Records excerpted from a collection
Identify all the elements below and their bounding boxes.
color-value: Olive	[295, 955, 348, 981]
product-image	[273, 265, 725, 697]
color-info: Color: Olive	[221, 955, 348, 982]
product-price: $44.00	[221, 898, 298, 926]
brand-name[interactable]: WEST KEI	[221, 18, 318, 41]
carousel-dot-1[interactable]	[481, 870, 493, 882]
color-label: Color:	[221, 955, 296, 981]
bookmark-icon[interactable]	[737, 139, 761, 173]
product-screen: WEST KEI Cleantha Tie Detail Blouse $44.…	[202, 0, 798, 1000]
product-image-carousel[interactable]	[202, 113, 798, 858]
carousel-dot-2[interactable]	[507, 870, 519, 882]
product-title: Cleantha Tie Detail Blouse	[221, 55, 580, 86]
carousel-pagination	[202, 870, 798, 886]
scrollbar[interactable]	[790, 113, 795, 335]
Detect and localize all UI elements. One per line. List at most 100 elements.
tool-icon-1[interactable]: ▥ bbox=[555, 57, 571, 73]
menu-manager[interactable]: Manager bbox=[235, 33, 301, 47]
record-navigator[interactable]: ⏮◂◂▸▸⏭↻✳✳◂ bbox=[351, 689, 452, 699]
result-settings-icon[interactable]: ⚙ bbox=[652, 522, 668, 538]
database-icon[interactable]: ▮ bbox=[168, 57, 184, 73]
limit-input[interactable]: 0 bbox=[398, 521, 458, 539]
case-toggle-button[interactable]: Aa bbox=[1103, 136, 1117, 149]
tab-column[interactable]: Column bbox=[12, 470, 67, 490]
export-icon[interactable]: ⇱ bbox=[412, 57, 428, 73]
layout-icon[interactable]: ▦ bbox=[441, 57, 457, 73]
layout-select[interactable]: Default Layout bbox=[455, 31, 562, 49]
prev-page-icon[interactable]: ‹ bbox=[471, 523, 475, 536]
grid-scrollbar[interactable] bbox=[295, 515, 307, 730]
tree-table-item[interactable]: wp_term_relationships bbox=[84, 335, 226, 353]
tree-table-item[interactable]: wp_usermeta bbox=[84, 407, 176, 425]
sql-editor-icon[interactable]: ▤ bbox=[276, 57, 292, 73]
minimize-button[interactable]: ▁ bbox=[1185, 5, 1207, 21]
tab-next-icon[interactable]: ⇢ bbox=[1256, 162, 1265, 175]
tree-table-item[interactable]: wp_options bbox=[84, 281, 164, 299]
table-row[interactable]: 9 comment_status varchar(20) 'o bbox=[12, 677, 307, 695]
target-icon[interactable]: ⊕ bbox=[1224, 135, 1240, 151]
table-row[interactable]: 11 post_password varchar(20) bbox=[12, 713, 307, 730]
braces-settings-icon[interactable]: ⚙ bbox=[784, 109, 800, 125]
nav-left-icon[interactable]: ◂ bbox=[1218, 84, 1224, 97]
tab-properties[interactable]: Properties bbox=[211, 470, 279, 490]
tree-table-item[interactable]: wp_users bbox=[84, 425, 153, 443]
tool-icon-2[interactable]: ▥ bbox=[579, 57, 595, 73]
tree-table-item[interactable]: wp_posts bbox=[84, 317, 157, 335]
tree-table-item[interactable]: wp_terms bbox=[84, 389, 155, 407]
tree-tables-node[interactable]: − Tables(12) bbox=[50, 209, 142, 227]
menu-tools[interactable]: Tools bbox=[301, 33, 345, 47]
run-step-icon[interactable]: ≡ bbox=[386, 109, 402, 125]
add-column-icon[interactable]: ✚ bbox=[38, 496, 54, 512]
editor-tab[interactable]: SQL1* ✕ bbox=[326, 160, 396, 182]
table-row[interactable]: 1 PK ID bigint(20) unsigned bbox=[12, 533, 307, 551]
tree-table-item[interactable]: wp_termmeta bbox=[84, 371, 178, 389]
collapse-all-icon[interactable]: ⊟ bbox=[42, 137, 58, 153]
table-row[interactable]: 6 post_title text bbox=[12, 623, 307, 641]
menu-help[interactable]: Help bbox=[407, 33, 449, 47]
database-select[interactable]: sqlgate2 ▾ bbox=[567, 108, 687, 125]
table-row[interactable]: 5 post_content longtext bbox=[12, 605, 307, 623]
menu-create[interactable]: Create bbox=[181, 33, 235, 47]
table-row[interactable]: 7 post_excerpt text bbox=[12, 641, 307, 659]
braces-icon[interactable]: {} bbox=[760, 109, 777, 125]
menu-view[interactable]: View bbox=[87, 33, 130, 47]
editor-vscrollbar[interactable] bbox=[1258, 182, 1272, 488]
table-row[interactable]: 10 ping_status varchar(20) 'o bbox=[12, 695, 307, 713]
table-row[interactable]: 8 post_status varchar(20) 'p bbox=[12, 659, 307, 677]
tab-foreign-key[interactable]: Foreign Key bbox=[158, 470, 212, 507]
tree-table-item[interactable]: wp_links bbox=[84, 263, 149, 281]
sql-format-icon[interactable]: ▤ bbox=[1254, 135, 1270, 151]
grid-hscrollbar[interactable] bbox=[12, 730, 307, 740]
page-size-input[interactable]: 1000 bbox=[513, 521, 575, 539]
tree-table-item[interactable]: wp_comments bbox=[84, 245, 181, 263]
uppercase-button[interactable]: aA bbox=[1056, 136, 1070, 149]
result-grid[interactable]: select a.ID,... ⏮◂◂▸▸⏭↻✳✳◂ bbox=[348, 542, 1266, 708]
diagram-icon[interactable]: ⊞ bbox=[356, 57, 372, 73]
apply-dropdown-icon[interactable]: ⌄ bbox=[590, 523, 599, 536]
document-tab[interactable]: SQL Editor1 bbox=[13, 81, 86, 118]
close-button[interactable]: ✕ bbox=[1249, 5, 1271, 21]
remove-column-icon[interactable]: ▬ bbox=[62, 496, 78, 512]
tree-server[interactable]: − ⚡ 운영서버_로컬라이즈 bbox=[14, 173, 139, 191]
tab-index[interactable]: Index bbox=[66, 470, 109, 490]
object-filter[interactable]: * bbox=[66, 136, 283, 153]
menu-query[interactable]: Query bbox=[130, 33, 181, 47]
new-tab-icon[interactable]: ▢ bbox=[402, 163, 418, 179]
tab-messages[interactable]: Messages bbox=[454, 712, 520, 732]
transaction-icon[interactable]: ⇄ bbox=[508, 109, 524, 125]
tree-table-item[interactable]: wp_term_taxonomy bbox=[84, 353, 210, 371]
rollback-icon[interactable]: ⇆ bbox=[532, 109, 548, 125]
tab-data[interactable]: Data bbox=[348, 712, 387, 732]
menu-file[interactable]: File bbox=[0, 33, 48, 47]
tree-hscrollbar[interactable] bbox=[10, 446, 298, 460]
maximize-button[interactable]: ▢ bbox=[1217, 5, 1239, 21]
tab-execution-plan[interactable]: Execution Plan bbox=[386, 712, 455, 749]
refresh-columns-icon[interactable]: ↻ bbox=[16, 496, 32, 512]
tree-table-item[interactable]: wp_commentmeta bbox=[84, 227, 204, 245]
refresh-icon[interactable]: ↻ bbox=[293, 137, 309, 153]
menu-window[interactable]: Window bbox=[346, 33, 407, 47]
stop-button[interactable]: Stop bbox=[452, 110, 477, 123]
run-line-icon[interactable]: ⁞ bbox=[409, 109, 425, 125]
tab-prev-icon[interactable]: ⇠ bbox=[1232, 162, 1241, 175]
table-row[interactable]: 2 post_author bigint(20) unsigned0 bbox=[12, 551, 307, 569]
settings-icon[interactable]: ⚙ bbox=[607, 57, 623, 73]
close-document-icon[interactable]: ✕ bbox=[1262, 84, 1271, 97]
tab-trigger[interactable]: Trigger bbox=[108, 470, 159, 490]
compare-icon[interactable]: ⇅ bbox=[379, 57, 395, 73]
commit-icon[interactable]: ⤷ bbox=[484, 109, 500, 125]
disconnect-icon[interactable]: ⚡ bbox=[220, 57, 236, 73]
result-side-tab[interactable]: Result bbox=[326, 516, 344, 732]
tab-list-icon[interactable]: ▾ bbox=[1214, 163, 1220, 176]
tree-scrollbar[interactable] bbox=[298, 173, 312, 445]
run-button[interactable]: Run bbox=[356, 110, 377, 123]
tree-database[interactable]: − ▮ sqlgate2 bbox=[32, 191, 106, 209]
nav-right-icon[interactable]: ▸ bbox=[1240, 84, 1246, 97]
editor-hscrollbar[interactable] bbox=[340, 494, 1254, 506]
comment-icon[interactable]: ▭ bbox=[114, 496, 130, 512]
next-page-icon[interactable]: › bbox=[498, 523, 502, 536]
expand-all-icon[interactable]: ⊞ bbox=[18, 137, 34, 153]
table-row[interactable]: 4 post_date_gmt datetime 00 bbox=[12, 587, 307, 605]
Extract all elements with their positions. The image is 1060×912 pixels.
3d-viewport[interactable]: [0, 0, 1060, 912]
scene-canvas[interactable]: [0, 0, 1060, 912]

§ **Goal of the exercise**:
Can you give the lines from the start of the records through the line containing "870, 493, 882]" again, swapping "Olive" for "Navy" and leaving everything else unchanged?

§ **Correct result**:
Identify all the elements below and their bounding boxes.
color-value: Navy	[295, 955, 348, 981]
product-image	[273, 265, 725, 697]
color-info: Color: Navy	[221, 955, 348, 982]
product-price: $44.00	[221, 898, 298, 926]
brand-name[interactable]: WEST KEI	[221, 18, 318, 41]
carousel-dot-1[interactable]	[481, 870, 493, 882]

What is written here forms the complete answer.